--- Records supplied ---

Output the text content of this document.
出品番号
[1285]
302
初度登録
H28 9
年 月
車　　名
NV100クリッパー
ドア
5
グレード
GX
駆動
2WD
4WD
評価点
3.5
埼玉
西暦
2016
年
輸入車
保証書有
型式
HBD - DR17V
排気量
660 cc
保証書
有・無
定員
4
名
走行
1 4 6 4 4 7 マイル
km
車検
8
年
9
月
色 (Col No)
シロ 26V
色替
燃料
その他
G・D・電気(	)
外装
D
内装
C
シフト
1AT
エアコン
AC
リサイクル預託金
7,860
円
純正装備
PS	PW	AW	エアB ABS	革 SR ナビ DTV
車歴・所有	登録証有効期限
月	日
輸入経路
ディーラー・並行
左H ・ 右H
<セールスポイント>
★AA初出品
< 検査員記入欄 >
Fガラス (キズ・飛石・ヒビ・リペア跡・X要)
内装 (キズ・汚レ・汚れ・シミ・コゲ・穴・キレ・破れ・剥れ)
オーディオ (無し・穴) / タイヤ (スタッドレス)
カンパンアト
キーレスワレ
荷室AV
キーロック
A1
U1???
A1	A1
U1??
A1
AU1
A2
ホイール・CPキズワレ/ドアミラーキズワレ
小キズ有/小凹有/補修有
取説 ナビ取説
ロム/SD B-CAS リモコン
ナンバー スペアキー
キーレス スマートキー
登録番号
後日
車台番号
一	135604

--- Aim of the task ---
Copy each line of the data exactly, leaving nothing out.

--- Output ---
Output the text content of this document.
出品番号
[1285]
302
初度登録
H28 9
年 月
車　　名
NV100クリッパー
ドア
5
グレード
GX
駆動
2WD
4WD
評価点
3.5
埼玉
西暦
2016
年
輸入車
保証書有
型式
HBD - DR17V
排気量
660 cc
保証書
有・無
定員
4
名
走行
1 4 6 4 4 7 マイル
km
車検
8
年
9
月
色 (Col No)
シロ 26V
色替
燃料
その他
G・D・電気(	)
外装
D
内装
C
シフト
1AT
エアコン
AC
リサイクル預託金
7,860
円
純正装備
PS	PW	AW	エアB ABS	革 SR ナビ DTV
車歴・所有	登録証有効期限
月	日
輸入経路
ディーラー・並行
左H ・ 右H
<セールスポイント>
★AA初出品
< 検査員記入欄 >
Fガラス (キズ・飛石・ヒビ・リペア跡・X要)
内装 (キズ・汚レ・汚れ・シミ・コゲ・穴・キレ・破れ・剥れ)
オーディオ (無し・穴) / タイヤ (スタッドレス)
カンパンアト
キーレスワレ
荷室AV
キーロック
A1
U1???
A1	A1
U1??
A1
AU1
A2
ホイール・CPキズワレ/ドアミラーキズワレ
小キズ有/小凹有/補修有
取説 ナビ取説
ロム/SD B-CAS リモコン
ナンバー スペアキー
キーレス スマートキー
登録番号
後日
車台番号
一	135604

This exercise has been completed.